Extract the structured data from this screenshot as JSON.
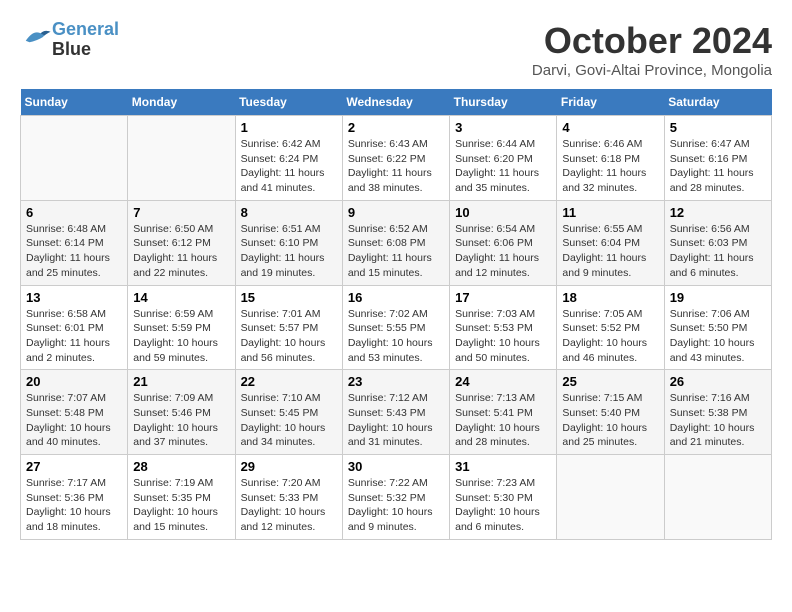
{
  "header": {
    "logo_line1": "General",
    "logo_line2": "Blue",
    "title": "October 2024",
    "location": "Darvi, Govi-Altai Province, Mongolia"
  },
  "days_of_week": [
    "Sunday",
    "Monday",
    "Tuesday",
    "Wednesday",
    "Thursday",
    "Friday",
    "Saturday"
  ],
  "weeks": [
    [
      {
        "day": "",
        "info": ""
      },
      {
        "day": "",
        "info": ""
      },
      {
        "day": "1",
        "info": "Sunrise: 6:42 AM\nSunset: 6:24 PM\nDaylight: 11 hours and 41 minutes."
      },
      {
        "day": "2",
        "info": "Sunrise: 6:43 AM\nSunset: 6:22 PM\nDaylight: 11 hours and 38 minutes."
      },
      {
        "day": "3",
        "info": "Sunrise: 6:44 AM\nSunset: 6:20 PM\nDaylight: 11 hours and 35 minutes."
      },
      {
        "day": "4",
        "info": "Sunrise: 6:46 AM\nSunset: 6:18 PM\nDaylight: 11 hours and 32 minutes."
      },
      {
        "day": "5",
        "info": "Sunrise: 6:47 AM\nSunset: 6:16 PM\nDaylight: 11 hours and 28 minutes."
      }
    ],
    [
      {
        "day": "6",
        "info": "Sunrise: 6:48 AM\nSunset: 6:14 PM\nDaylight: 11 hours and 25 minutes."
      },
      {
        "day": "7",
        "info": "Sunrise: 6:50 AM\nSunset: 6:12 PM\nDaylight: 11 hours and 22 minutes."
      },
      {
        "day": "8",
        "info": "Sunrise: 6:51 AM\nSunset: 6:10 PM\nDaylight: 11 hours and 19 minutes."
      },
      {
        "day": "9",
        "info": "Sunrise: 6:52 AM\nSunset: 6:08 PM\nDaylight: 11 hours and 15 minutes."
      },
      {
        "day": "10",
        "info": "Sunrise: 6:54 AM\nSunset: 6:06 PM\nDaylight: 11 hours and 12 minutes."
      },
      {
        "day": "11",
        "info": "Sunrise: 6:55 AM\nSunset: 6:04 PM\nDaylight: 11 hours and 9 minutes."
      },
      {
        "day": "12",
        "info": "Sunrise: 6:56 AM\nSunset: 6:03 PM\nDaylight: 11 hours and 6 minutes."
      }
    ],
    [
      {
        "day": "13",
        "info": "Sunrise: 6:58 AM\nSunset: 6:01 PM\nDaylight: 11 hours and 2 minutes."
      },
      {
        "day": "14",
        "info": "Sunrise: 6:59 AM\nSunset: 5:59 PM\nDaylight: 10 hours and 59 minutes."
      },
      {
        "day": "15",
        "info": "Sunrise: 7:01 AM\nSunset: 5:57 PM\nDaylight: 10 hours and 56 minutes."
      },
      {
        "day": "16",
        "info": "Sunrise: 7:02 AM\nSunset: 5:55 PM\nDaylight: 10 hours and 53 minutes."
      },
      {
        "day": "17",
        "info": "Sunrise: 7:03 AM\nSunset: 5:53 PM\nDaylight: 10 hours and 50 minutes."
      },
      {
        "day": "18",
        "info": "Sunrise: 7:05 AM\nSunset: 5:52 PM\nDaylight: 10 hours and 46 minutes."
      },
      {
        "day": "19",
        "info": "Sunrise: 7:06 AM\nSunset: 5:50 PM\nDaylight: 10 hours and 43 minutes."
      }
    ],
    [
      {
        "day": "20",
        "info": "Sunrise: 7:07 AM\nSunset: 5:48 PM\nDaylight: 10 hours and 40 minutes."
      },
      {
        "day": "21",
        "info": "Sunrise: 7:09 AM\nSunset: 5:46 PM\nDaylight: 10 hours and 37 minutes."
      },
      {
        "day": "22",
        "info": "Sunrise: 7:10 AM\nSunset: 5:45 PM\nDaylight: 10 hours and 34 minutes."
      },
      {
        "day": "23",
        "info": "Sunrise: 7:12 AM\nSunset: 5:43 PM\nDaylight: 10 hours and 31 minutes."
      },
      {
        "day": "24",
        "info": "Sunrise: 7:13 AM\nSunset: 5:41 PM\nDaylight: 10 hours and 28 minutes."
      },
      {
        "day": "25",
        "info": "Sunrise: 7:15 AM\nSunset: 5:40 PM\nDaylight: 10 hours and 25 minutes."
      },
      {
        "day": "26",
        "info": "Sunrise: 7:16 AM\nSunset: 5:38 PM\nDaylight: 10 hours and 21 minutes."
      }
    ],
    [
      {
        "day": "27",
        "info": "Sunrise: 7:17 AM\nSunset: 5:36 PM\nDaylight: 10 hours and 18 minutes."
      },
      {
        "day": "28",
        "info": "Sunrise: 7:19 AM\nSunset: 5:35 PM\nDaylight: 10 hours and 15 minutes."
      },
      {
        "day": "29",
        "info": "Sunrise: 7:20 AM\nSunset: 5:33 PM\nDaylight: 10 hours and 12 minutes."
      },
      {
        "day": "30",
        "info": "Sunrise: 7:22 AM\nSunset: 5:32 PM\nDaylight: 10 hours and 9 minutes."
      },
      {
        "day": "31",
        "info": "Sunrise: 7:23 AM\nSunset: 5:30 PM\nDaylight: 10 hours and 6 minutes."
      },
      {
        "day": "",
        "info": ""
      },
      {
        "day": "",
        "info": ""
      }
    ]
  ]
}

________

◆ Written exercise ◆
Quote the entries in full. Any image among them is to be omitted from the copy.

◆ Solved exercise ◆
Extract the structured data from this screenshot as JSON.
{
  "header": {
    "logo_line1": "General",
    "logo_line2": "Blue",
    "title": "October 2024",
    "location": "Darvi, Govi-Altai Province, Mongolia"
  },
  "days_of_week": [
    "Sunday",
    "Monday",
    "Tuesday",
    "Wednesday",
    "Thursday",
    "Friday",
    "Saturday"
  ],
  "weeks": [
    [
      {
        "day": "",
        "info": ""
      },
      {
        "day": "",
        "info": ""
      },
      {
        "day": "1",
        "info": "Sunrise: 6:42 AM\nSunset: 6:24 PM\nDaylight: 11 hours and 41 minutes."
      },
      {
        "day": "2",
        "info": "Sunrise: 6:43 AM\nSunset: 6:22 PM\nDaylight: 11 hours and 38 minutes."
      },
      {
        "day": "3",
        "info": "Sunrise: 6:44 AM\nSunset: 6:20 PM\nDaylight: 11 hours and 35 minutes."
      },
      {
        "day": "4",
        "info": "Sunrise: 6:46 AM\nSunset: 6:18 PM\nDaylight: 11 hours and 32 minutes."
      },
      {
        "day": "5",
        "info": "Sunrise: 6:47 AM\nSunset: 6:16 PM\nDaylight: 11 hours and 28 minutes."
      }
    ],
    [
      {
        "day": "6",
        "info": "Sunrise: 6:48 AM\nSunset: 6:14 PM\nDaylight: 11 hours and 25 minutes."
      },
      {
        "day": "7",
        "info": "Sunrise: 6:50 AM\nSunset: 6:12 PM\nDaylight: 11 hours and 22 minutes."
      },
      {
        "day": "8",
        "info": "Sunrise: 6:51 AM\nSunset: 6:10 PM\nDaylight: 11 hours and 19 minutes."
      },
      {
        "day": "9",
        "info": "Sunrise: 6:52 AM\nSunset: 6:08 PM\nDaylight: 11 hours and 15 minutes."
      },
      {
        "day": "10",
        "info": "Sunrise: 6:54 AM\nSunset: 6:06 PM\nDaylight: 11 hours and 12 minutes."
      },
      {
        "day": "11",
        "info": "Sunrise: 6:55 AM\nSunset: 6:04 PM\nDaylight: 11 hours and 9 minutes."
      },
      {
        "day": "12",
        "info": "Sunrise: 6:56 AM\nSunset: 6:03 PM\nDaylight: 11 hours and 6 minutes."
      }
    ],
    [
      {
        "day": "13",
        "info": "Sunrise: 6:58 AM\nSunset: 6:01 PM\nDaylight: 11 hours and 2 minutes."
      },
      {
        "day": "14",
        "info": "Sunrise: 6:59 AM\nSunset: 5:59 PM\nDaylight: 10 hours and 59 minutes."
      },
      {
        "day": "15",
        "info": "Sunrise: 7:01 AM\nSunset: 5:57 PM\nDaylight: 10 hours and 56 minutes."
      },
      {
        "day": "16",
        "info": "Sunrise: 7:02 AM\nSunset: 5:55 PM\nDaylight: 10 hours and 53 minutes."
      },
      {
        "day": "17",
        "info": "Sunrise: 7:03 AM\nSunset: 5:53 PM\nDaylight: 10 hours and 50 minutes."
      },
      {
        "day": "18",
        "info": "Sunrise: 7:05 AM\nSunset: 5:52 PM\nDaylight: 10 hours and 46 minutes."
      },
      {
        "day": "19",
        "info": "Sunrise: 7:06 AM\nSunset: 5:50 PM\nDaylight: 10 hours and 43 minutes."
      }
    ],
    [
      {
        "day": "20",
        "info": "Sunrise: 7:07 AM\nSunset: 5:48 PM\nDaylight: 10 hours and 40 minutes."
      },
      {
        "day": "21",
        "info": "Sunrise: 7:09 AM\nSunset: 5:46 PM\nDaylight: 10 hours and 37 minutes."
      },
      {
        "day": "22",
        "info": "Sunrise: 7:10 AM\nSunset: 5:45 PM\nDaylight: 10 hours and 34 minutes."
      },
      {
        "day": "23",
        "info": "Sunrise: 7:12 AM\nSunset: 5:43 PM\nDaylight: 10 hours and 31 minutes."
      },
      {
        "day": "24",
        "info": "Sunrise: 7:13 AM\nSunset: 5:41 PM\nDaylight: 10 hours and 28 minutes."
      },
      {
        "day": "25",
        "info": "Sunrise: 7:15 AM\nSunset: 5:40 PM\nDaylight: 10 hours and 25 minutes."
      },
      {
        "day": "26",
        "info": "Sunrise: 7:16 AM\nSunset: 5:38 PM\nDaylight: 10 hours and 21 minutes."
      }
    ],
    [
      {
        "day": "27",
        "info": "Sunrise: 7:17 AM\nSunset: 5:36 PM\nDaylight: 10 hours and 18 minutes."
      },
      {
        "day": "28",
        "info": "Sunrise: 7:19 AM\nSunset: 5:35 PM\nDaylight: 10 hours and 15 minutes."
      },
      {
        "day": "29",
        "info": "Sunrise: 7:20 AM\nSunset: 5:33 PM\nDaylight: 10 hours and 12 minutes."
      },
      {
        "day": "30",
        "info": "Sunrise: 7:22 AM\nSunset: 5:32 PM\nDaylight: 10 hours and 9 minutes."
      },
      {
        "day": "31",
        "info": "Sunrise: 7:23 AM\nSunset: 5:30 PM\nDaylight: 10 hours and 6 minutes."
      },
      {
        "day": "",
        "info": ""
      },
      {
        "day": "",
        "info": ""
      }
    ]
  ]
}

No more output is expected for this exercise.